• What is expected:
Go through the material below and count the lines with the string "thấy"; the number is the whole answer.

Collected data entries
########################################
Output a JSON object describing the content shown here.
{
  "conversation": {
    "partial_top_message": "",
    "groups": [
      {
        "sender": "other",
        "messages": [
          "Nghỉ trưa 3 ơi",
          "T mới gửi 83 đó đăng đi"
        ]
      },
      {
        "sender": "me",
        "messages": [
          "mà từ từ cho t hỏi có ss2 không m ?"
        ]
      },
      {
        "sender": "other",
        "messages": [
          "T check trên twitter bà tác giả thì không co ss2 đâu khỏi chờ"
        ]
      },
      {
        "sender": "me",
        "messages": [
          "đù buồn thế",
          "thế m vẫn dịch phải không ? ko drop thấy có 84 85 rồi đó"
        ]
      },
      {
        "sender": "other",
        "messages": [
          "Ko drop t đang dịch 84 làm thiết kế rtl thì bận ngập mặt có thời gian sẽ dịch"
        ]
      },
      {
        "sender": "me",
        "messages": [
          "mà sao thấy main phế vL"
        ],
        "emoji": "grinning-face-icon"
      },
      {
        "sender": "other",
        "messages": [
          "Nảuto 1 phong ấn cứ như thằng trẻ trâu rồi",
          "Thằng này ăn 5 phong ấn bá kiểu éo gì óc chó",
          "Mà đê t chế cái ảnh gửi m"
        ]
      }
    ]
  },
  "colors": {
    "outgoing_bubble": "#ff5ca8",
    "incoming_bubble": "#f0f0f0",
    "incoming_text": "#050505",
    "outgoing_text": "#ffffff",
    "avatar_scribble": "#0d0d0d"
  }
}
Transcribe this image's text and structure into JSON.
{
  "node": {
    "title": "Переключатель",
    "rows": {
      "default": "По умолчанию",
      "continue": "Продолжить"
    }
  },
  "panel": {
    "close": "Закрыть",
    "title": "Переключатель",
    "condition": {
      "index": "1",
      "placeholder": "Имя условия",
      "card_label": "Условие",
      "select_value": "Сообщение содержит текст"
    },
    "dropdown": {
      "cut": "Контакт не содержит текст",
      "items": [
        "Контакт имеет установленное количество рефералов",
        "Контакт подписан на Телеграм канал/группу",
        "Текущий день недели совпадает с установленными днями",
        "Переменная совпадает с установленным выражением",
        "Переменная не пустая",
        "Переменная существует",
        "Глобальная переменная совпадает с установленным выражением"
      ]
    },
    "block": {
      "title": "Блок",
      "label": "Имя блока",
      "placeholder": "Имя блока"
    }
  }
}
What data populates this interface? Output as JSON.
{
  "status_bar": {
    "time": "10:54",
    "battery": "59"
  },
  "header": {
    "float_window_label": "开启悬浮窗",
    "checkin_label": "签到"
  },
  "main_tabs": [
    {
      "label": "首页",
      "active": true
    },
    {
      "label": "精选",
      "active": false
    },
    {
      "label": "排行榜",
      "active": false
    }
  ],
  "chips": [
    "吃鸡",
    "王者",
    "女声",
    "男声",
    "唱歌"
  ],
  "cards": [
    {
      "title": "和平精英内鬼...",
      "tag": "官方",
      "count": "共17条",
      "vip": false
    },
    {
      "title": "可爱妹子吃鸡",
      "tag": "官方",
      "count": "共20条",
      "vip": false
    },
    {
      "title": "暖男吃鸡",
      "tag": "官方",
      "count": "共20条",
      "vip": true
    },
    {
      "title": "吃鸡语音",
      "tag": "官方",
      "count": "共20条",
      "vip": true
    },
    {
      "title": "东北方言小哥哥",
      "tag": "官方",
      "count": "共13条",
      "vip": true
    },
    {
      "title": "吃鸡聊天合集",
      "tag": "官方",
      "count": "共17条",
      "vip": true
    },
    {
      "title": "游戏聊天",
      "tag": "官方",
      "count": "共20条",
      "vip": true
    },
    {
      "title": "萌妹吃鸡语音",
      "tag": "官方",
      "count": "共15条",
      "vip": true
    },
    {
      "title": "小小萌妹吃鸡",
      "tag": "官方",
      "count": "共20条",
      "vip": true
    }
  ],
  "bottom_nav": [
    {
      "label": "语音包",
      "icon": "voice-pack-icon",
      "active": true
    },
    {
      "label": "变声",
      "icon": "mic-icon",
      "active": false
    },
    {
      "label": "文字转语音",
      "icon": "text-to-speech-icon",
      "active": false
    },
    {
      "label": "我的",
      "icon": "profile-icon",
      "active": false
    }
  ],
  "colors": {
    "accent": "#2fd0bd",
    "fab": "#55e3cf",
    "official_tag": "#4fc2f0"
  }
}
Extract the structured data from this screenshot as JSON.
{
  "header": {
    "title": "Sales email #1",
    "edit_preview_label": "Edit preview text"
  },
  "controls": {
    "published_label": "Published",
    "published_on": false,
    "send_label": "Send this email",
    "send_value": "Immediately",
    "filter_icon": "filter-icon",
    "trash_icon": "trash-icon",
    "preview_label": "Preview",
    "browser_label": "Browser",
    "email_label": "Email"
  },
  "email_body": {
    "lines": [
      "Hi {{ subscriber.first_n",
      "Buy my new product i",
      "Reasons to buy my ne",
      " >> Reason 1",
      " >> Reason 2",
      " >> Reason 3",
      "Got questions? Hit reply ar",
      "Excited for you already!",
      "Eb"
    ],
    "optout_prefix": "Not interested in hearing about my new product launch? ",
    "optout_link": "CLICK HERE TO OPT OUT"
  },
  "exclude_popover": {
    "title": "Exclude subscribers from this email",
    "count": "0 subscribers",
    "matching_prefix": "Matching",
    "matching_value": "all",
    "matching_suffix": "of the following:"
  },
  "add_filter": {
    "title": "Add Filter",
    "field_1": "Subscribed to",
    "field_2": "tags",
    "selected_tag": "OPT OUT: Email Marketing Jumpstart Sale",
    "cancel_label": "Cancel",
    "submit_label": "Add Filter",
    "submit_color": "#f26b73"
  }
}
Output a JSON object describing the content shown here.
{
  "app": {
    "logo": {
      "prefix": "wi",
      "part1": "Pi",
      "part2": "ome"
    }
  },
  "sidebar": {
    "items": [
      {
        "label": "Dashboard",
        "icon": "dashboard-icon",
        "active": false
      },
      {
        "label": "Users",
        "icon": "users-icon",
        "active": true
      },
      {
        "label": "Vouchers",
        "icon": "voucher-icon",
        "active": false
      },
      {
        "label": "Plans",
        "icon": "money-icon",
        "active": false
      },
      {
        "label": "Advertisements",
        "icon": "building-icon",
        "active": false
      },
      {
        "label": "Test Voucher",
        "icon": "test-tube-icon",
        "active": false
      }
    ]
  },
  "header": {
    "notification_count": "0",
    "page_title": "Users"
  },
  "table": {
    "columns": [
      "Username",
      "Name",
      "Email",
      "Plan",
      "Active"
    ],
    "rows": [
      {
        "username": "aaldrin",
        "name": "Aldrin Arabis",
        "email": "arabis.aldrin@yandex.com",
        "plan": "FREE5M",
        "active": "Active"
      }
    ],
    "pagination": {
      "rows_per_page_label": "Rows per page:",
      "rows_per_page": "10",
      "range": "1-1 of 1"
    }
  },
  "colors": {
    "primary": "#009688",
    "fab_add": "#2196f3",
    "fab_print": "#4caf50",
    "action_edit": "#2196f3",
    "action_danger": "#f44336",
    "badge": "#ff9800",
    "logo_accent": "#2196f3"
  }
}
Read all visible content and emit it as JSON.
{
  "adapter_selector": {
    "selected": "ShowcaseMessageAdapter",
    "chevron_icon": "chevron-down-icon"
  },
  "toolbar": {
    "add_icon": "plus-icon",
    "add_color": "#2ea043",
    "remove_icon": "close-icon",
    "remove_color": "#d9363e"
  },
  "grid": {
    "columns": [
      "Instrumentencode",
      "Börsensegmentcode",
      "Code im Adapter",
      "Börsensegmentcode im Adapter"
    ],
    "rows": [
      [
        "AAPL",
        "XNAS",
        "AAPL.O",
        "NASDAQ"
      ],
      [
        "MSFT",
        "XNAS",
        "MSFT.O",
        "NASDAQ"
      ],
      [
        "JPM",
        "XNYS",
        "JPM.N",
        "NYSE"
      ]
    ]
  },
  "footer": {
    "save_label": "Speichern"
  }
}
########################################
• Exercise answer:
2